- [Task]: The entries below should be given again exactly, minus their pictures.

- [Source records]:

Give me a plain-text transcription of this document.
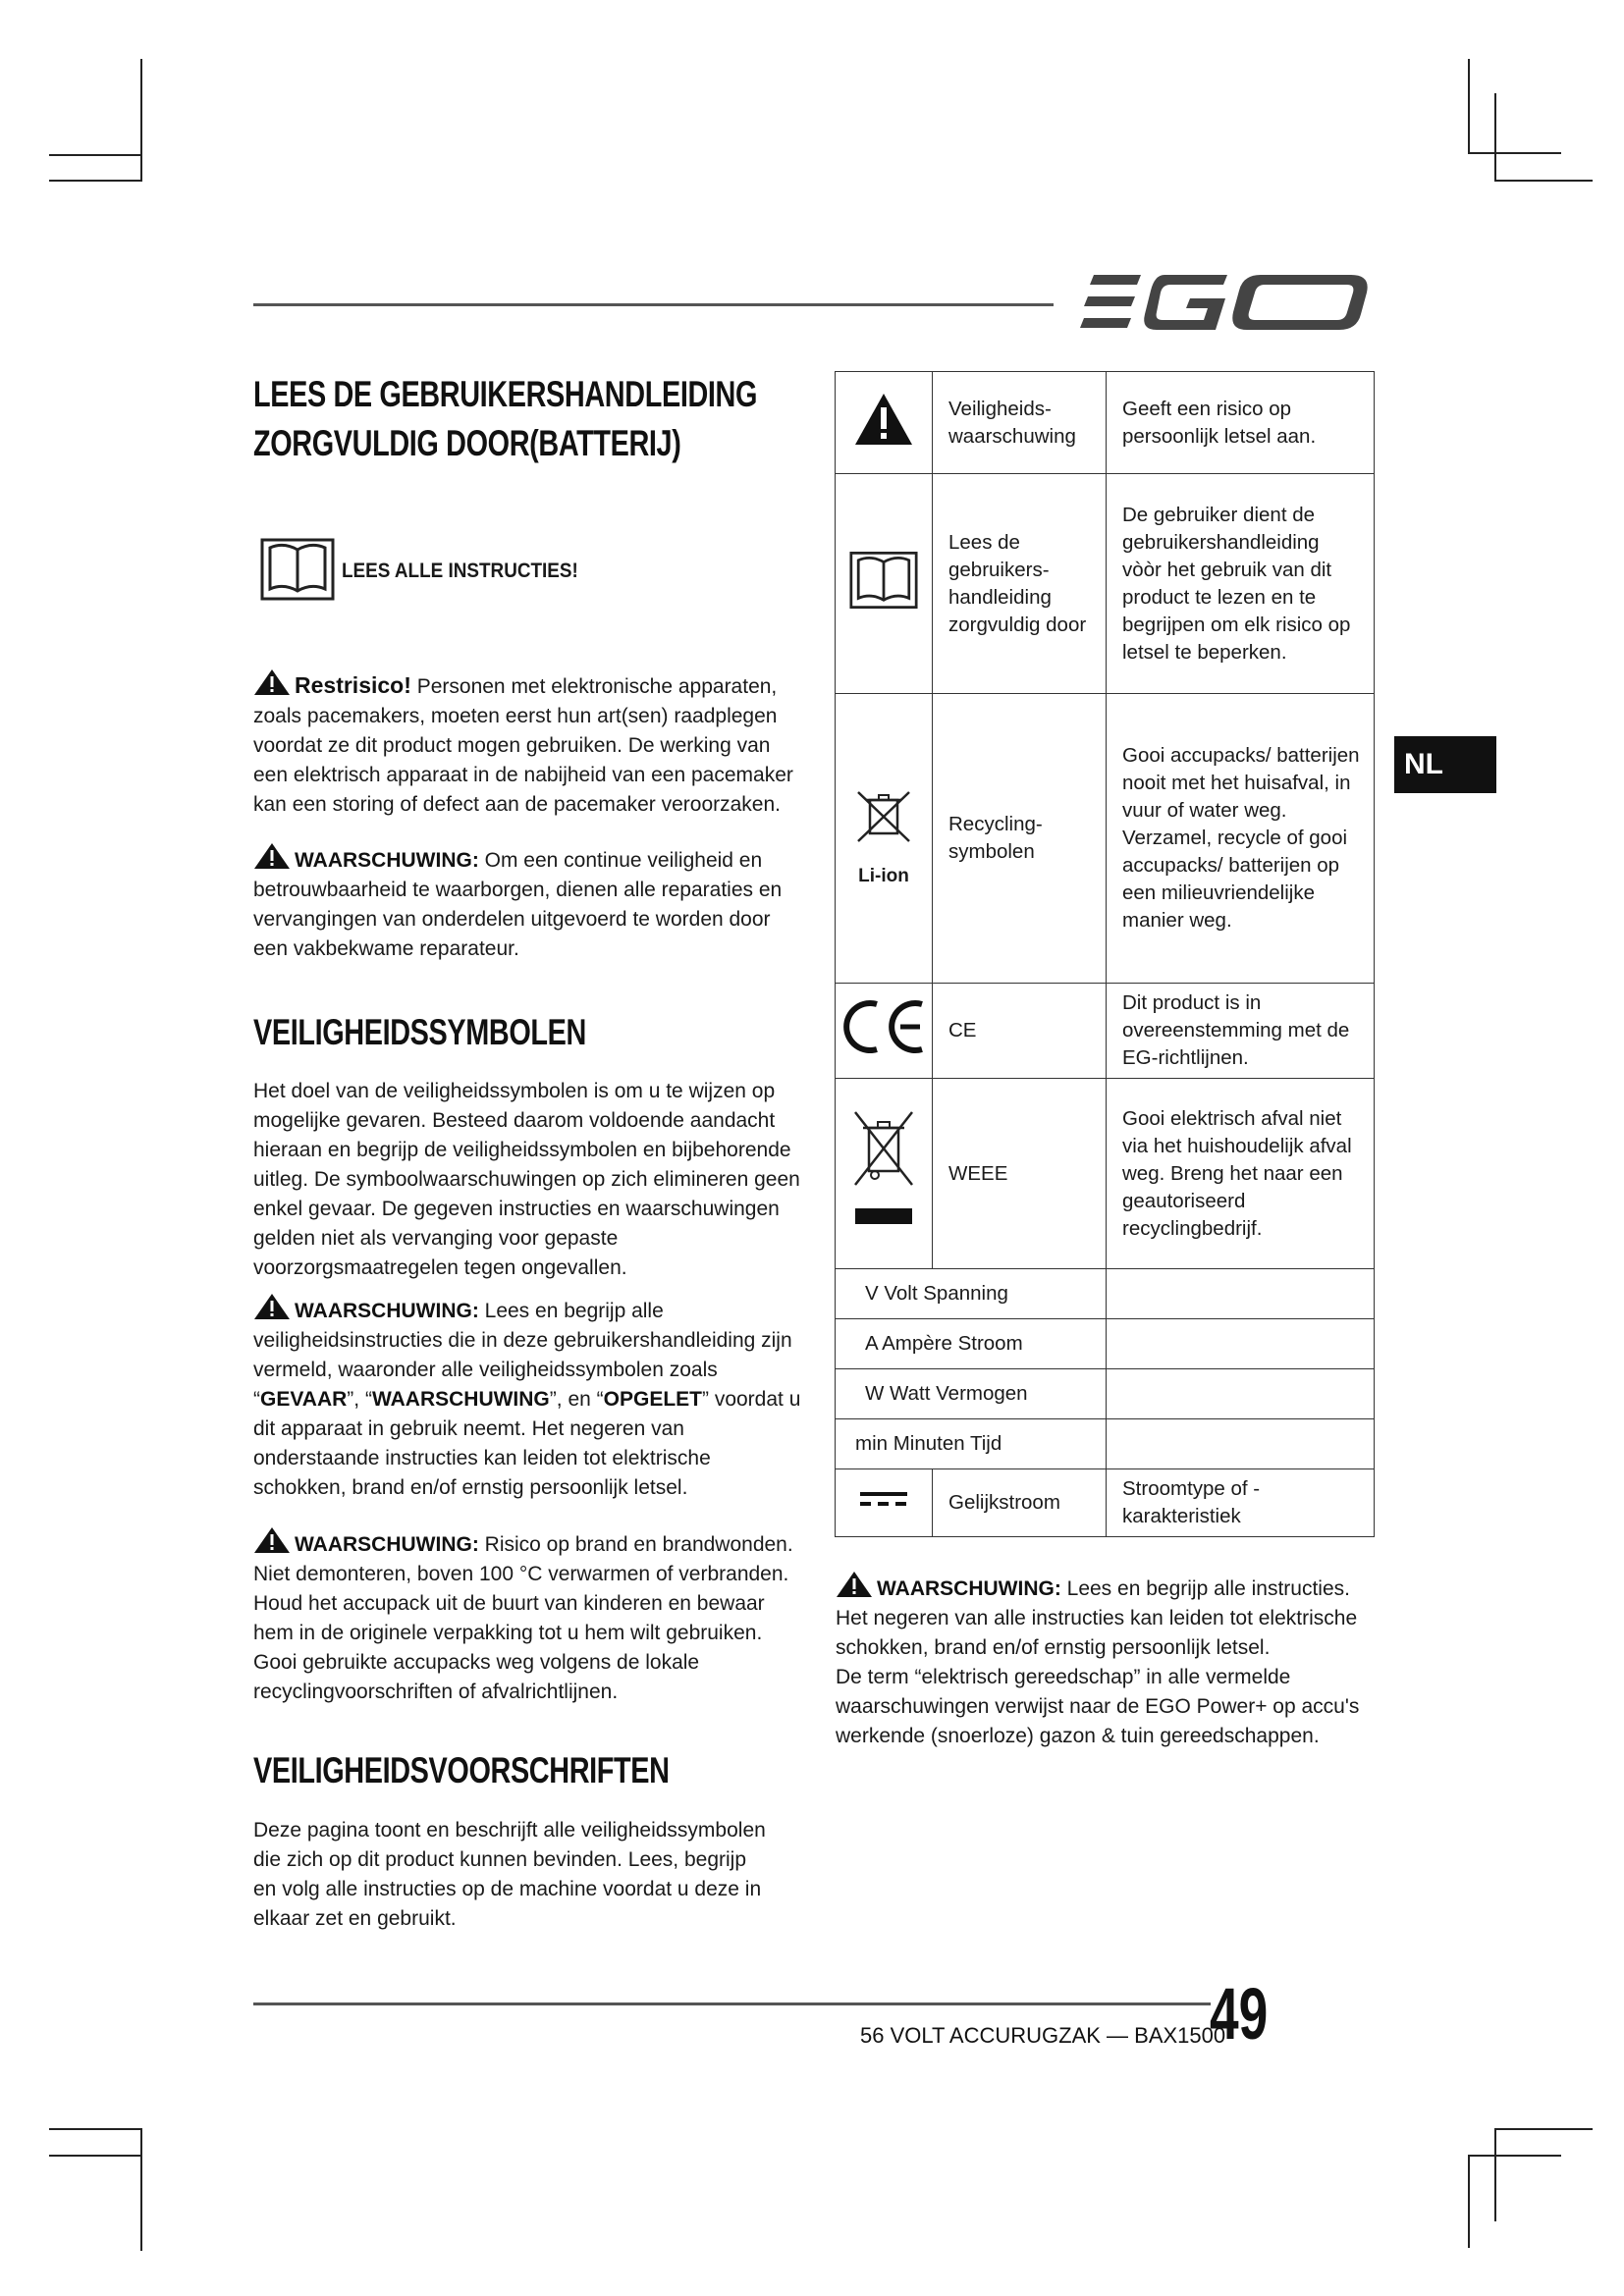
LEES DE GEBRUIKERSHANDLEIDING
ZORGVULDIG DOOR(BATTERIJ)
LEES ALLE INSTRUCTIES!
Restrisico! Personen met elektronische apparaten, zoals pacemakers, moeten eerst hun art(sen) raadplegen voordat ze dit product mogen gebruiken. De werking van een elektrisch apparaat in de nabijheid van een pacemaker kan een storing of defect aan de pacemaker veroorzaken.
WAARSCHUWING: Om een continue veiligheid en betrouwbaarheid te waarborgen, dienen alle reparaties en vervangingen van onderdelen uitgevoerd te worden door een vakbekwame reparateur.
VEILIGHEIDSSYMBOLEN
Het doel van de veiligheidssymbolen is om u te wijzen op mogelijke gevaren. Besteed daarom voldoende aandacht hieraan en begrijp de veiligheidssymbolen en bijbehorende uitleg. De symboolwaarschuwingen op zich elimineren geen enkel gevaar. De gegeven instructies en waarschuwingen gelden niet als vervanging voor gepaste voorzorgsmaatregelen tegen ongevallen.
WAARSCHUWING: Lees en begrijp alle veiligheidsinstructies die in deze gebruikershandleiding zijn vermeld, waaronder alle veiligheidssymbolen zoals “GEVAAR”, “WAARSCHUWING”, en “OPGELET” voordat u dit apparaat in gebruik neemt. Het negeren van onderstaande instructies kan leiden tot elektrische schokken, brand en/of ernstig persoonlijk letsel.
WAARSCHUWING: Risico op brand en brandwonden. Niet demonteren, boven 100 °C verwarmen of verbranden. Houd het accupack uit de buurt van kinderen en bewaar hem in de originele verpakking tot u hem wilt gebruiken. Gooi gebruikte accupacks weg volgens de lokale recyclingvoorschriften of afvalrichtlijnen.
VEILIGHEIDSVOORSCHRIFTEN
Deze pagina toont en beschrijft alle veiligheidssymbolen die zich op dit product kunnen bevinden. Lees, begrijp en volg alle instructies op de machine voordat u deze in elkaar zet en gebruikt.
	Veiligheids-waarschuwing	Geeft een risico op persoonlijk letsel aan.
	Lees de gebruikers-handleiding zorgvuldig door	De gebruiker dient de gebruikershandleiding vòòr het gebruik van dit product te lezen en te begrijpen om elk risico op letsel te beperken.

Li-ion	Recycling-symbolen	Gooi accupacks/ batterijen nooit met het huisafval, in vuur of water weg. Verzamel, recycle of gooi accupacks/ batterijen op een milieuvriendelijke manier weg.
	CE	Dit product is in overeenstemming met de EG-richtlijnen.
	WEEE	Gooi elektrisch afval niet via het huishoudelijk afval weg. Breng het naar een geautoriseerd recyclingbedrijf.
V Volt Spanning		
A Ampère Stroom		
W Watt Vermogen		
min Minuten Tijd		
	Gelijkstroom	Stroomtype of -karakteristiek
WAARSCHUWING: Lees en begrijp alle instructies. Het negeren van alle instructies kan leiden tot elektrische schokken, brand en/of ernstig persoonlijk letsel.
De term “elektrisch gereedschap” in alle vermelde waarschuwingen verwijst naar de EGO Power+ op accu's werkende (snoerloze) gazon & tuin gereedschappen.
NL
56 VOLT ACCURUGZAK — BAX1500
49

- [Final result]:
Give me a plain-text transcription of this document.
LEES DE GEBRUIKERSHANDLEIDING
ZORGVULDIG DOOR(BATTERIJ)
LEES ALLE INSTRUCTIES!
Restrisico! Personen met elektronische apparaten, zoals pacemakers, moeten eerst hun art(sen) raadplegen voordat ze dit product mogen gebruiken. De werking van een elektrisch apparaat in de nabijheid van een pacemaker kan een storing of defect aan de pacemaker veroorzaken.
WAARSCHUWING: Om een continue veiligheid en betrouwbaarheid te waarborgen, dienen alle reparaties en vervangingen van onderdelen uitgevoerd te worden door een vakbekwame reparateur.
VEILIGHEIDSSYMBOLEN
Het doel van de veiligheidssymbolen is om u te wijzen op mogelijke gevaren. Besteed daarom voldoende aandacht hieraan en begrijp de veiligheidssymbolen en bijbehorende uitleg. De symboolwaarschuwingen op zich elimineren geen enkel gevaar. De gegeven instructies en waarschuwingen gelden niet als vervanging voor gepaste voorzorgsmaatregelen tegen ongevallen.
WAARSCHUWING: Lees en begrijp alle veiligheidsinstructies die in deze gebruikershandleiding zijn vermeld, waaronder alle veiligheidssymbolen zoals “GEVAAR”, “WAARSCHUWING”, en “OPGELET” voordat u dit apparaat in gebruik neemt. Het negeren van onderstaande instructies kan leiden tot elektrische schokken, brand en/of ernstig persoonlijk letsel.
WAARSCHUWING: Risico op brand en brandwonden. Niet demonteren, boven 100 °C verwarmen of verbranden. Houd het accupack uit de buurt van kinderen en bewaar hem in de originele verpakking tot u hem wilt gebruiken. Gooi gebruikte accupacks weg volgens de lokale recyclingvoorschriften of afvalrichtlijnen.
VEILIGHEIDSVOORSCHRIFTEN
Deze pagina toont en beschrijft alle veiligheidssymbolen die zich op dit product kunnen bevinden. Lees, begrijp en volg alle instructies op de machine voordat u deze in elkaar zet en gebruikt.
	Veiligheids-waarschuwing	Geeft een risico op persoonlijk letsel aan.
	Lees de gebruikers-handleiding zorgvuldig door	De gebruiker dient de gebruikershandleiding vòòr het gebruik van dit product te lezen en te begrijpen om elk risico op letsel te beperken.

Li-ion	Recycling-symbolen	Gooi accupacks/ batterijen nooit met het huisafval, in vuur of water weg. Verzamel, recycle of gooi accupacks/ batterijen op een milieuvriendelijke manier weg.
	CE	Dit product is in overeenstemming met de EG-richtlijnen.
	WEEE	Gooi elektrisch afval niet via het huishoudelijk afval weg. Breng het naar een geautoriseerd recyclingbedrijf.
V Volt Spanning		
A Ampère Stroom		
W Watt Vermogen		
min Minuten Tijd		
	Gelijkstroom	Stroomtype of -karakteristiek
WAARSCHUWING: Lees en begrijp alle instructies. Het negeren van alle instructies kan leiden tot elektrische schokken, brand en/of ernstig persoonlijk letsel.
De term “elektrisch gereedschap” in alle vermelde waarschuwingen verwijst naar de EGO Power+ op accu's werkende (snoerloze) gazon & tuin gereedschappen.
NL
56 VOLT ACCURUGZAK — BAX1500
49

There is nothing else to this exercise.